▸ What to produce
Extract each line holding the word "push" from the entries.

▸ Provided data

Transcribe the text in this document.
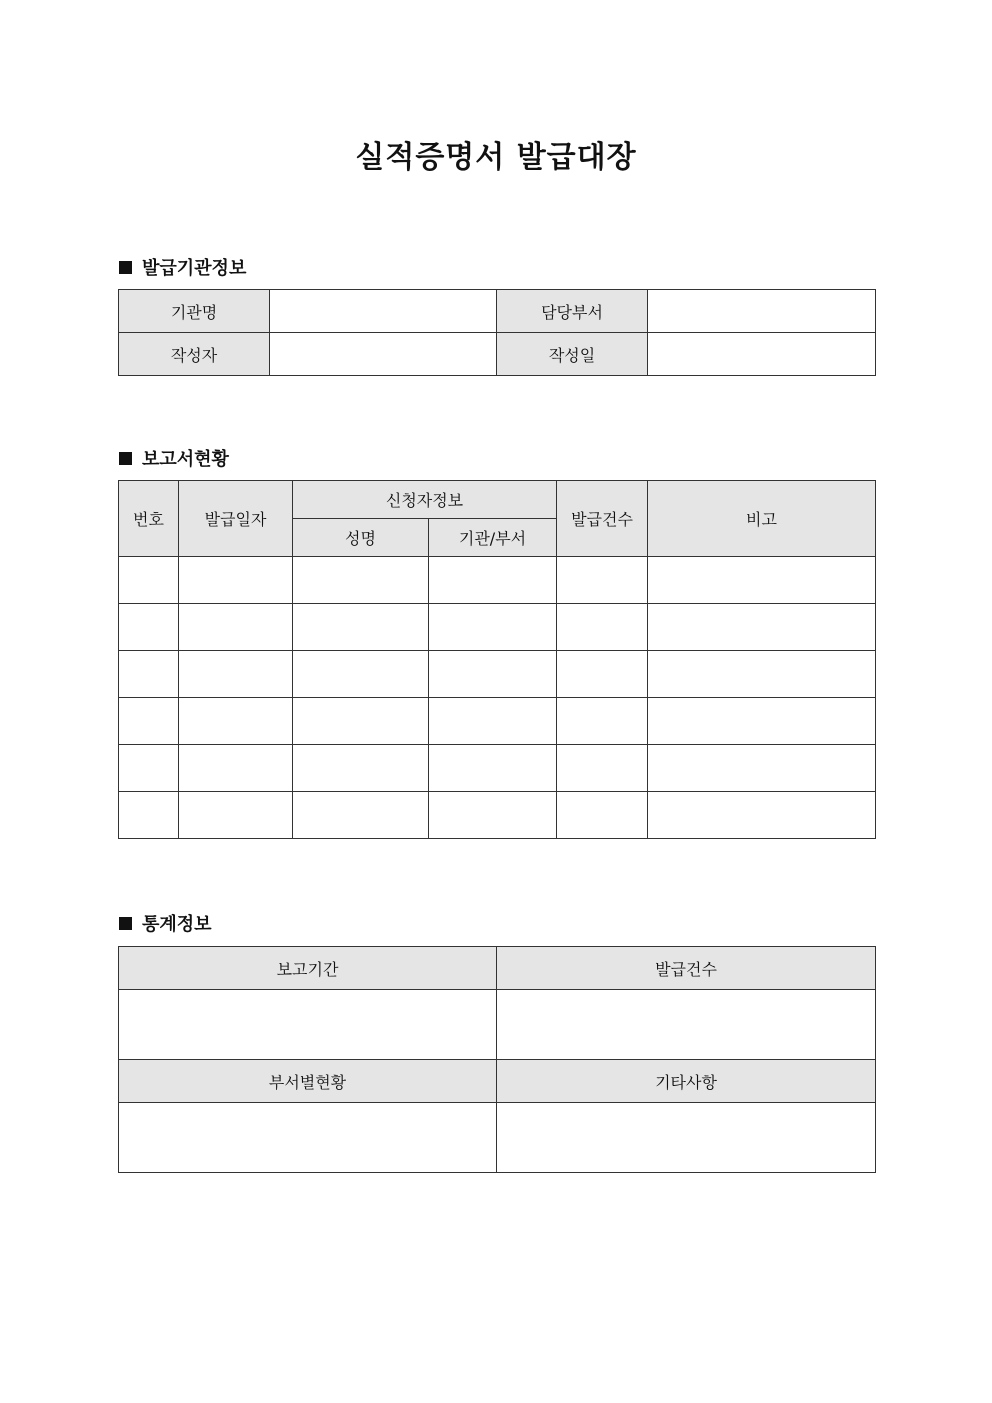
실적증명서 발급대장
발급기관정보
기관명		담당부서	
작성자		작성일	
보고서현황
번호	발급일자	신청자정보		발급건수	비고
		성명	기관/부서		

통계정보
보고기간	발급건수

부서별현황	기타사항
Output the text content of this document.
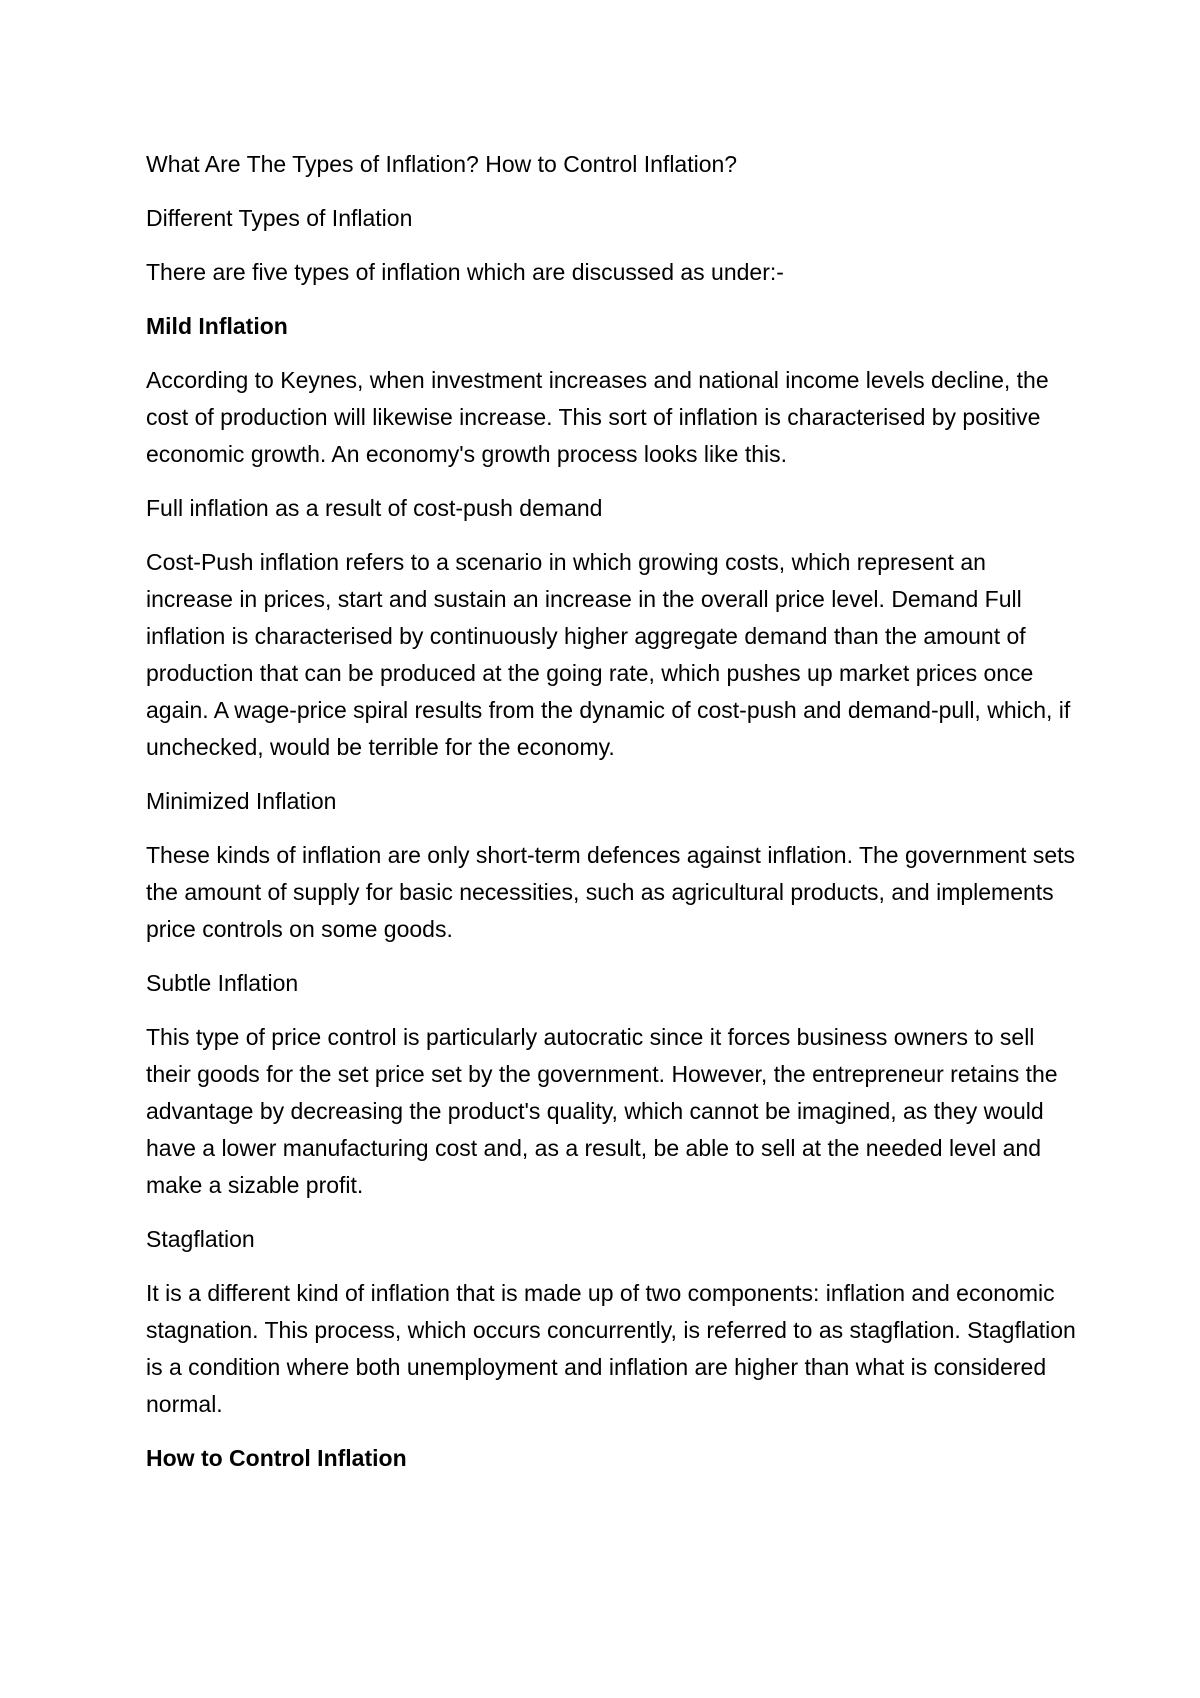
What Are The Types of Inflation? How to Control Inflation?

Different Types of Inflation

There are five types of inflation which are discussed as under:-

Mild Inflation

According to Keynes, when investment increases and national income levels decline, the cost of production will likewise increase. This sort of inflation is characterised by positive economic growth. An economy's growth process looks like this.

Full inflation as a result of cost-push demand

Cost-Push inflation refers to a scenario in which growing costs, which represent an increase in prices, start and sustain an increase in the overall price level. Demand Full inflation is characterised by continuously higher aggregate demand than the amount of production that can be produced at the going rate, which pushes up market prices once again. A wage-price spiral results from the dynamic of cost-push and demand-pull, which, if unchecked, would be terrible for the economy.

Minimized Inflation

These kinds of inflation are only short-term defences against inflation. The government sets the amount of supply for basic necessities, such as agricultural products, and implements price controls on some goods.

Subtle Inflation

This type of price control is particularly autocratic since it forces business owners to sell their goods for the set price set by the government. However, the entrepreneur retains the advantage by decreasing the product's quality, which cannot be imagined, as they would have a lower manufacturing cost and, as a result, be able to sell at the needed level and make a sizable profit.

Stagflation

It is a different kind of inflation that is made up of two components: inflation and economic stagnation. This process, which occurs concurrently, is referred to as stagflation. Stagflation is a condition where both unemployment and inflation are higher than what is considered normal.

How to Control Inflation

▸ The response
Full inflation as a result of cost-push demand
Cost-Push inflation refers to a scenario in which growing costs, which represent an increase in prices, start and sustain an increase in the overall price level. Demand Full inflation is characterised by continuously higher aggregate demand than the amount of production that can be produced at the going rate, which pushes up market prices once again. A wage-price spiral results from the dynamic of cost-push and demand-pull, which, if unchecked, would be terrible for the economy.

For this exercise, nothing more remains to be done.